| Your objective |
Among the entries, which lines carry the string "this"? Copy each of them.

(Records from a collection)

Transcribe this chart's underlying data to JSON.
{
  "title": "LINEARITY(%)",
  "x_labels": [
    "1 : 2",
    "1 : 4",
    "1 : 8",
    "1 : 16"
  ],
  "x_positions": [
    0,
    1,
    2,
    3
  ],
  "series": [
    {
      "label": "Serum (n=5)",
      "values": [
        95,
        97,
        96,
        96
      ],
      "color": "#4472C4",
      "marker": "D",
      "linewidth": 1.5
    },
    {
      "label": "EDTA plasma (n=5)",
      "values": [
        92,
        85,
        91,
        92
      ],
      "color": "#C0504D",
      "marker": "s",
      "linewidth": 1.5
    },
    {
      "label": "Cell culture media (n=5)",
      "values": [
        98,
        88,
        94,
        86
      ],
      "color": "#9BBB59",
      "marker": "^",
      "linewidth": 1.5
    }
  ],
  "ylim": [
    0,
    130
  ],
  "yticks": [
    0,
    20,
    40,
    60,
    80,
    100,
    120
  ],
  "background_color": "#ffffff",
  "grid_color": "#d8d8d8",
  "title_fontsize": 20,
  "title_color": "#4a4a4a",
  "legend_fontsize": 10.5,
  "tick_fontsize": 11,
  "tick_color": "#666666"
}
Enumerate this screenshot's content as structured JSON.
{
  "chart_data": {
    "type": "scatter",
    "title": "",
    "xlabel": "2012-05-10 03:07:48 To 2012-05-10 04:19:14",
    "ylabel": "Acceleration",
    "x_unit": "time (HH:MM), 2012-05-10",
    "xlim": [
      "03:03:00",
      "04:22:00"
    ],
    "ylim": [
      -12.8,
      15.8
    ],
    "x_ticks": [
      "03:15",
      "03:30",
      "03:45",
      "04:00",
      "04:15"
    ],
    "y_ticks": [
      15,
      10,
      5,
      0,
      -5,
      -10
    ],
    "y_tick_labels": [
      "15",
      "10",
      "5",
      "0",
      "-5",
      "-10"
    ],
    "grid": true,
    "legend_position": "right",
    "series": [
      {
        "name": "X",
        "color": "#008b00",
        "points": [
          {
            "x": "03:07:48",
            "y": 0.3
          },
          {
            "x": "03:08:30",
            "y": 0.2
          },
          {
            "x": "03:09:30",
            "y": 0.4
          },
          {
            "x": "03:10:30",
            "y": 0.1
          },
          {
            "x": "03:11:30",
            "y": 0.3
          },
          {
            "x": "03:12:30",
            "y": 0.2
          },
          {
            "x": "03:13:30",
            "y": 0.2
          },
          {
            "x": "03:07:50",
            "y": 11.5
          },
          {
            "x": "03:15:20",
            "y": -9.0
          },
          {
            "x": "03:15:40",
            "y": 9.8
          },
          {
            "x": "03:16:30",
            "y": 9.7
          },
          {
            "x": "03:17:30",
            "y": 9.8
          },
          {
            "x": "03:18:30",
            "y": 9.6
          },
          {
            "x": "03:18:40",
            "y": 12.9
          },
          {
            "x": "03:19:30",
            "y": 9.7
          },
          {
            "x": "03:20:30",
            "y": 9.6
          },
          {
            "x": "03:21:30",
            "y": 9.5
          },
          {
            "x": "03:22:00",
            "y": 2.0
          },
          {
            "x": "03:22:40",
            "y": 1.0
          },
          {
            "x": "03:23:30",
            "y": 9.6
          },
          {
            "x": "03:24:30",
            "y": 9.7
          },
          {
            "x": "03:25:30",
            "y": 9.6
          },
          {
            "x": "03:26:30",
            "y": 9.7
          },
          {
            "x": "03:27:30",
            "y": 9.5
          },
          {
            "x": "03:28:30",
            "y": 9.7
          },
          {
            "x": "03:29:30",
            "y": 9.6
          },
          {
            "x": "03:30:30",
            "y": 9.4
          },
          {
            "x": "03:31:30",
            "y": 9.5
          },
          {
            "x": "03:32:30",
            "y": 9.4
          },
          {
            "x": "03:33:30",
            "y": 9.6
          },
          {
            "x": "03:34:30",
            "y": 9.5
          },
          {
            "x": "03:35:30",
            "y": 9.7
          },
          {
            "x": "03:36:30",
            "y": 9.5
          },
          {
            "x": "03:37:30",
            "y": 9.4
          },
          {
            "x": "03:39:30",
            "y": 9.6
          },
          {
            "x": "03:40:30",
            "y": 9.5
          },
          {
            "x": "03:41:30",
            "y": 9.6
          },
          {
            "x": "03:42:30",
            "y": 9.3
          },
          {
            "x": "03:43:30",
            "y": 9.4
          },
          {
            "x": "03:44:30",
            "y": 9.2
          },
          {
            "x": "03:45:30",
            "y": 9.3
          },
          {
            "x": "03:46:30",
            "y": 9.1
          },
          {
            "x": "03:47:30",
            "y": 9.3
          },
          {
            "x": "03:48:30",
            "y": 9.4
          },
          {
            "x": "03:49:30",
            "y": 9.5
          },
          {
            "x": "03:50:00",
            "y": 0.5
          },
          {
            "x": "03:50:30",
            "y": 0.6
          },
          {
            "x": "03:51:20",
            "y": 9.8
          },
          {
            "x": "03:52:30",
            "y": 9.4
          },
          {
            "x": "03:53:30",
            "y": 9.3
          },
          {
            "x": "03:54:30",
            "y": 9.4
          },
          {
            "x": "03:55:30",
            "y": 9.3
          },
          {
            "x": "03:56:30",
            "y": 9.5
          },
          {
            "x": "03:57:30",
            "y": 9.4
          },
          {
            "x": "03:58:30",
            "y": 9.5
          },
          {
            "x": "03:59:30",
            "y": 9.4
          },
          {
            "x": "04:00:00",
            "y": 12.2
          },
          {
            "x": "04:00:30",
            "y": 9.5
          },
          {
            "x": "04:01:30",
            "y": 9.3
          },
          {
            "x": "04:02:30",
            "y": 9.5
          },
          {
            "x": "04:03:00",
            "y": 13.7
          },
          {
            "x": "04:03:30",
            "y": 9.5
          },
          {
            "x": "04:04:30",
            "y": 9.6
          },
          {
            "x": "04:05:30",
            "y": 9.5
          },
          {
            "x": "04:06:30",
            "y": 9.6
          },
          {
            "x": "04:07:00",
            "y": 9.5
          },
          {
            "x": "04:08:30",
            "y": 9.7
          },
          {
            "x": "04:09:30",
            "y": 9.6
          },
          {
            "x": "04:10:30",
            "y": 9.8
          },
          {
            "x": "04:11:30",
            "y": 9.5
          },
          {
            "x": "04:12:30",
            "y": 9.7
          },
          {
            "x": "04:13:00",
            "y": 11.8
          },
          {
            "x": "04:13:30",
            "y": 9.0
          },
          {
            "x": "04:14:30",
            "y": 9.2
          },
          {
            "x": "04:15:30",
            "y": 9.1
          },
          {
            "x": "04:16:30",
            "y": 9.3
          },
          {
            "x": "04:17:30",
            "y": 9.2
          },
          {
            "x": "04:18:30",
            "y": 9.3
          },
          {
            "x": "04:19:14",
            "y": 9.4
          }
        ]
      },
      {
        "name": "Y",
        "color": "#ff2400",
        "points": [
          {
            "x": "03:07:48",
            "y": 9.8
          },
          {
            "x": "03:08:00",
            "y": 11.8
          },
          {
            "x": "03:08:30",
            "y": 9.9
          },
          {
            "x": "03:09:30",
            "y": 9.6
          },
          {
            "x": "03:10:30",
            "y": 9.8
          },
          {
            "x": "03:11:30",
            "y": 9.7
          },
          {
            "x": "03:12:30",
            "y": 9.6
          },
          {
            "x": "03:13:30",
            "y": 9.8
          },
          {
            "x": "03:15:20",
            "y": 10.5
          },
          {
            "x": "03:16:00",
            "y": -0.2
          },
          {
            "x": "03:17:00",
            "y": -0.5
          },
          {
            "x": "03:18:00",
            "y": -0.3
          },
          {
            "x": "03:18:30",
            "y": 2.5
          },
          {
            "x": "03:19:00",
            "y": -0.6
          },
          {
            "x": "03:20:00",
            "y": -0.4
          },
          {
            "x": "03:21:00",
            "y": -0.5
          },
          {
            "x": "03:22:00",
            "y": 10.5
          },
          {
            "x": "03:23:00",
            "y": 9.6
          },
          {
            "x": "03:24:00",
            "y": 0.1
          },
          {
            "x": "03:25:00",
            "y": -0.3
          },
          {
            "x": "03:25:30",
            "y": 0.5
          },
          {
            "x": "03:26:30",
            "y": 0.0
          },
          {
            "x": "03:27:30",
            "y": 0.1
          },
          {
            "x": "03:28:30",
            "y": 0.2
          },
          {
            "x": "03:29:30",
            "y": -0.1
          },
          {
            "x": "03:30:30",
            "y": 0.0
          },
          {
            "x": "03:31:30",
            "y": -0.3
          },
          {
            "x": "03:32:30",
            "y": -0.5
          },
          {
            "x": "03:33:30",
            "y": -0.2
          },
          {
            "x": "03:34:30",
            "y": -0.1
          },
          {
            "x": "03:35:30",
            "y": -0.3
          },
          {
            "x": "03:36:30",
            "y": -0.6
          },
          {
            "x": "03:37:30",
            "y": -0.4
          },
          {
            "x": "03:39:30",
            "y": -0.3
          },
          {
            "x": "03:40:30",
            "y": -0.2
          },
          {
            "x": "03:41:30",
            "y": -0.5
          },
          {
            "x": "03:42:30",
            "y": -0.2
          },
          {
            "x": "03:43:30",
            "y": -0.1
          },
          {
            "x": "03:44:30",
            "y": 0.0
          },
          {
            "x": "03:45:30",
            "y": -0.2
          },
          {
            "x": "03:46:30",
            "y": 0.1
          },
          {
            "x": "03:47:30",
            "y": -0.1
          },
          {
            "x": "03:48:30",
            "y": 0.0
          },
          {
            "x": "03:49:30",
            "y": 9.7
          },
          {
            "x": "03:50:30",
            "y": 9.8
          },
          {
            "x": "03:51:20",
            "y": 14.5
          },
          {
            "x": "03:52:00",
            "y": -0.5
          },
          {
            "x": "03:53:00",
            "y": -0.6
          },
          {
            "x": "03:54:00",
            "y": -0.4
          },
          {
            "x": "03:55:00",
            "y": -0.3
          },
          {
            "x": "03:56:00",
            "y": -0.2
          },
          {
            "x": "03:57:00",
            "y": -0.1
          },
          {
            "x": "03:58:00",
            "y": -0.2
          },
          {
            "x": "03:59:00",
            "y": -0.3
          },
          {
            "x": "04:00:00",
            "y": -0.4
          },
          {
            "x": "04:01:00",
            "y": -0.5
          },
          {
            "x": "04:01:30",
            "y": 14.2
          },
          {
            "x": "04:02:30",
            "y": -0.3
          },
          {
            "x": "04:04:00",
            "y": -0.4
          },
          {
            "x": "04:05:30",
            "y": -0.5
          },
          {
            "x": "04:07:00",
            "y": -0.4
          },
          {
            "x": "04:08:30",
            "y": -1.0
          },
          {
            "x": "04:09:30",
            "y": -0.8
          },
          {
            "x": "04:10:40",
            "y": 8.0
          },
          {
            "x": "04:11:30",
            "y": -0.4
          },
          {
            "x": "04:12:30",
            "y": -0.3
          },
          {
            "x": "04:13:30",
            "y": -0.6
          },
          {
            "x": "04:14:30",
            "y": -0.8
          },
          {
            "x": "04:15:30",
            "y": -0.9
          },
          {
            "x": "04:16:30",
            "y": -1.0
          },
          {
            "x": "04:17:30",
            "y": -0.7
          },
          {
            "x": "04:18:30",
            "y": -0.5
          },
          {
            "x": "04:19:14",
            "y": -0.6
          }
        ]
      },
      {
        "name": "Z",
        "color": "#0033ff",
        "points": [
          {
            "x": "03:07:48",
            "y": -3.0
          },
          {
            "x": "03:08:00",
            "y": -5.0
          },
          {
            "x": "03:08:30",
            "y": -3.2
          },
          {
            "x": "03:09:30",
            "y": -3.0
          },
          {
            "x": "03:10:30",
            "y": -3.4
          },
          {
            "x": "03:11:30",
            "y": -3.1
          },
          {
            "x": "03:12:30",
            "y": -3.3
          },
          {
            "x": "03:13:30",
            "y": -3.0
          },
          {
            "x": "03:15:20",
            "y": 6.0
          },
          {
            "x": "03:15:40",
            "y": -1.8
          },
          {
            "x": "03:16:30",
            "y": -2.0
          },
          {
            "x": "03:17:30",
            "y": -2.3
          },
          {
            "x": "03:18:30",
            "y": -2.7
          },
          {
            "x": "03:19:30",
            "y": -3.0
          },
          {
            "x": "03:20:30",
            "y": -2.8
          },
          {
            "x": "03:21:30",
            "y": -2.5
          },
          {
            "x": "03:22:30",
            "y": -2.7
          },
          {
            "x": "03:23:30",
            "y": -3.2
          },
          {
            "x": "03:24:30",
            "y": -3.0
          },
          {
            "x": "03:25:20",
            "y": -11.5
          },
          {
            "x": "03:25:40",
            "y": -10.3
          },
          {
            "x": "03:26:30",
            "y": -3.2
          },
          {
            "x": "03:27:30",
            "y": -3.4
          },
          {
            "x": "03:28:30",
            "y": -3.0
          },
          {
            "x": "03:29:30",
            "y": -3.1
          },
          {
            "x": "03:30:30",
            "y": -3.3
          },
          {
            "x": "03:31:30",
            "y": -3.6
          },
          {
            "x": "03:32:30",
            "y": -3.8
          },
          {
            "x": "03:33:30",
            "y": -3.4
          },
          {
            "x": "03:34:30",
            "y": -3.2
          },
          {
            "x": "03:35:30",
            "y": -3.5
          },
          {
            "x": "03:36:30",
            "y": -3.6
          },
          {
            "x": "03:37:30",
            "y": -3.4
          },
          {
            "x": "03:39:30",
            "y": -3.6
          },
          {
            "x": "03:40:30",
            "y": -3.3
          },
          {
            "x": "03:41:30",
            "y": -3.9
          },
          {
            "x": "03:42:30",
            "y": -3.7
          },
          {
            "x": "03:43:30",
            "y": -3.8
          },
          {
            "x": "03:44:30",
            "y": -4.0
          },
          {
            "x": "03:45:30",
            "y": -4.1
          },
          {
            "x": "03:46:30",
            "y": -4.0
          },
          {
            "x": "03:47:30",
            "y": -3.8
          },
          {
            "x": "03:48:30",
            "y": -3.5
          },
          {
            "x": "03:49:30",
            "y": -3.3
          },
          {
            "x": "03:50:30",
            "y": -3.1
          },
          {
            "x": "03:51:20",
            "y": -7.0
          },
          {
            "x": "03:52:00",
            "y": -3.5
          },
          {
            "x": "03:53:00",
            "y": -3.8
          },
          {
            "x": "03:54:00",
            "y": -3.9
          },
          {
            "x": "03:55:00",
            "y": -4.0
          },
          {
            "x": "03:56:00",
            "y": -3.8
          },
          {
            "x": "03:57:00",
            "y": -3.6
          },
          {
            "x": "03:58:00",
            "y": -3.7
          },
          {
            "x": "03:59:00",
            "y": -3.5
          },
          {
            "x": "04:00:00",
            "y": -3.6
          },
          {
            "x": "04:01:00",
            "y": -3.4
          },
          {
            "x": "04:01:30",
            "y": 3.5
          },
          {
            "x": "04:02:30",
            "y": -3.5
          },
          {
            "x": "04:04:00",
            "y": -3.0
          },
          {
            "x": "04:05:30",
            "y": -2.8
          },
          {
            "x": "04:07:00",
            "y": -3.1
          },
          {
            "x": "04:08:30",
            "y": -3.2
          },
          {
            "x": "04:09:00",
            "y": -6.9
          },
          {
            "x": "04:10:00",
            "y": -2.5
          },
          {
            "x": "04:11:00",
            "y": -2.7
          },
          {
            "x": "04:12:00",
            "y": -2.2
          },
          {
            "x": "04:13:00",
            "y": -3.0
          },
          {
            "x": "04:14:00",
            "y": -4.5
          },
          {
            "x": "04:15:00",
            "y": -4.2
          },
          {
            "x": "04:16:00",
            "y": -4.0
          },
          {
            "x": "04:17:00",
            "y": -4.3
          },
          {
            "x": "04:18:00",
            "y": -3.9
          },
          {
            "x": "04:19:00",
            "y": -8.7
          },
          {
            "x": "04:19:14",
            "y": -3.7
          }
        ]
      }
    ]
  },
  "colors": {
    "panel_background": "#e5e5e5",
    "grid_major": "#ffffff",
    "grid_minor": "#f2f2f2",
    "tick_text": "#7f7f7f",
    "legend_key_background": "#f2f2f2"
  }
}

| Task solution |
Transcribe this chart's underlying data to JSON.
Enumerate this screenshot's content as structured JSON.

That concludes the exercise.